▸ Short problem
Locate each line holding the string "name" and copy it.

▸ Dataset entries
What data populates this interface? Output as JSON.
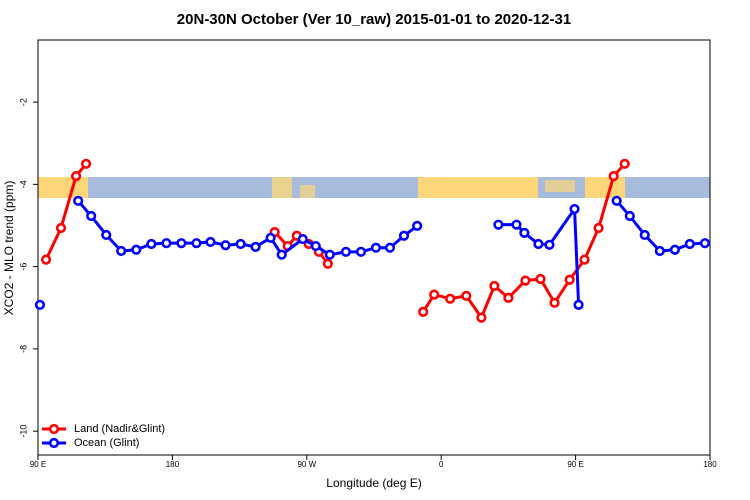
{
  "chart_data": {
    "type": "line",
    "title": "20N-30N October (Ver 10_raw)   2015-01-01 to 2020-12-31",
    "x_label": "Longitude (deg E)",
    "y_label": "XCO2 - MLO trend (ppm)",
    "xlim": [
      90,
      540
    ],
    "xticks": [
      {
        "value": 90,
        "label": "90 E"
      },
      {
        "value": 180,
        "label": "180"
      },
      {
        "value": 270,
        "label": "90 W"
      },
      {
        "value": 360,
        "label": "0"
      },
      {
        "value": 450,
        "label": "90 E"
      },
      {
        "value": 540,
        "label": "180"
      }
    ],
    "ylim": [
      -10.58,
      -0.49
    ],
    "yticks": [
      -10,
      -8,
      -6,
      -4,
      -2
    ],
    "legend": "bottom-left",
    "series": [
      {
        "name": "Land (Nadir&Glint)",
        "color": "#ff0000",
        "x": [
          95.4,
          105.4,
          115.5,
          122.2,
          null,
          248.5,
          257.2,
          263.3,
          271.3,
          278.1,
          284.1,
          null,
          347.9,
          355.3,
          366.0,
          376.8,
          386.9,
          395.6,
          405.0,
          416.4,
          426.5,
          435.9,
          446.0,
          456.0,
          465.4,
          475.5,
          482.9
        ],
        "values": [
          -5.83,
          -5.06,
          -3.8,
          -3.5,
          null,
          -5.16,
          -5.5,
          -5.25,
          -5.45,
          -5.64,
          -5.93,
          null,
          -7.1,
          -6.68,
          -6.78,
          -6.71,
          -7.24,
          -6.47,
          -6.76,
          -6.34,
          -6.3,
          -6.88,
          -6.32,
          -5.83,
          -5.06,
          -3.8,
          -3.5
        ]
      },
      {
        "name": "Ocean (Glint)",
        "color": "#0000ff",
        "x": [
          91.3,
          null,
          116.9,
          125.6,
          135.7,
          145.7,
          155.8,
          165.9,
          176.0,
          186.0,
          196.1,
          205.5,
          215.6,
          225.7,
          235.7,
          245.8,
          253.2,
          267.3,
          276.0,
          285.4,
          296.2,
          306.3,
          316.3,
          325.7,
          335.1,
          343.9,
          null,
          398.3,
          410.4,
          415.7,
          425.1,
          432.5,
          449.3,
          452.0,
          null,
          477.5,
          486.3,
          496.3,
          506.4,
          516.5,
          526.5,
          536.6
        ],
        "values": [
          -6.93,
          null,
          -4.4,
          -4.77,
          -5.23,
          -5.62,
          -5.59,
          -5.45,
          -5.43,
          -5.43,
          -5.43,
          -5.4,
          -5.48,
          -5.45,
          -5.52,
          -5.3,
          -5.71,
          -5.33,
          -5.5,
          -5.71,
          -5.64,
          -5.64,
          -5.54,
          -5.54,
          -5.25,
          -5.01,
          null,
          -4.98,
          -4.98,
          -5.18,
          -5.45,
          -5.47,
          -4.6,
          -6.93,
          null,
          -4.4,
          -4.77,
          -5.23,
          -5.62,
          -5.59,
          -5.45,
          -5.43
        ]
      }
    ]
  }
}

▸ Output
        "name": "Land (Nadir&Glint)",
        "name": "Ocean (Glint)",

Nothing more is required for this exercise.